Produce an exact copy of all the data below, dropping every image.

GIVEN INFORMATION:
______________________________

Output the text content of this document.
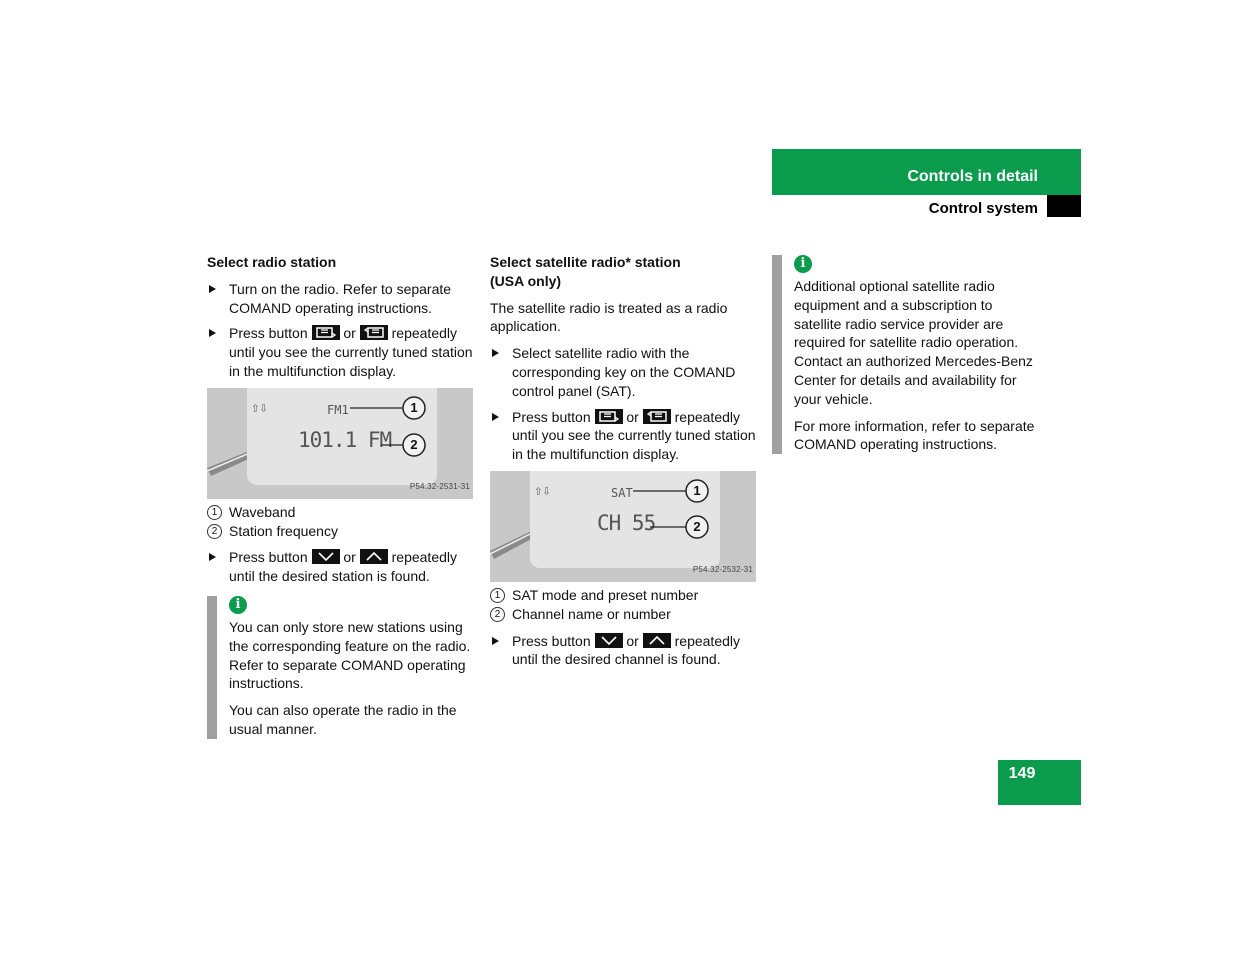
Controls in detail
Control system
Select radio station
Turn on the radio. Refer to separate COMAND operating instructions.
Press button	or	repeatedly until you see the currently tuned station in the multifunction display.
⇧⇩	FM1
101.1 FM
1
2
P54.32-2531-31
1 Waveband
2 Station frequency
Press button	or	repeatedly until the desired station is found.
i

You can only store new stations using the corresponding feature on the radio. Refer to separate COMAND operating instructions.

You can also operate the radio in the usual manner.

Select satellite radio* station
(USA only)
The satellite radio is treated as a radio application.
Select satellite radio with the corresponding key on the COMAND control panel (SAT).
Press button	or	repeatedly until you see the currently tuned station in the multifunction display.
⇧⇩	SAT
CH 55
1
2
P54.32-2532-31
1 SAT mode and preset number
2 Channel name or number
Press button	or	repeatedly until the desired channel is found.
i

Additional optional satellite radio equipment and a subscription to satellite radio service provider are required for satellite radio operation. Contact an authorized Mercedes-Benz Center for details and availability for your vehicle.

For more information, refer to separate COMAND operating instructions.

149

______________________________

COMPLETE OUTPUT:
Output the text content of this document.
Controls in detail
Control system
Select radio station
Turn on the radio. Refer to separate COMAND operating instructions.
Press button	or	repeatedly until you see the currently tuned station in the multifunction display.
⇧⇩	FM1
101.1 FM
1
2
P54.32-2531-31
1 Waveband
2 Station frequency
Press button	or	repeatedly until the desired station is found.
i

You can only store new stations using the corresponding feature on the radio. Refer to separate COMAND operating instructions.

You can also operate the radio in the usual manner.

Select satellite radio* station
(USA only)
The satellite radio is treated as a radio application.
Select satellite radio with the corresponding key on the COMAND control panel (SAT).
Press button	or	repeatedly until you see the currently tuned station in the multifunction display.
⇧⇩	SAT
CH 55
1
2
P54.32-2532-31
1 SAT mode and preset number
2 Channel name or number
Press button	or	repeatedly until the desired channel is found.
i

Additional optional satellite radio equipment and a subscription to satellite radio service provider are required for satellite radio operation. Contact an authorized Mercedes-Benz Center for details and availability for your vehicle.

For more information, refer to separate COMAND operating instructions.

149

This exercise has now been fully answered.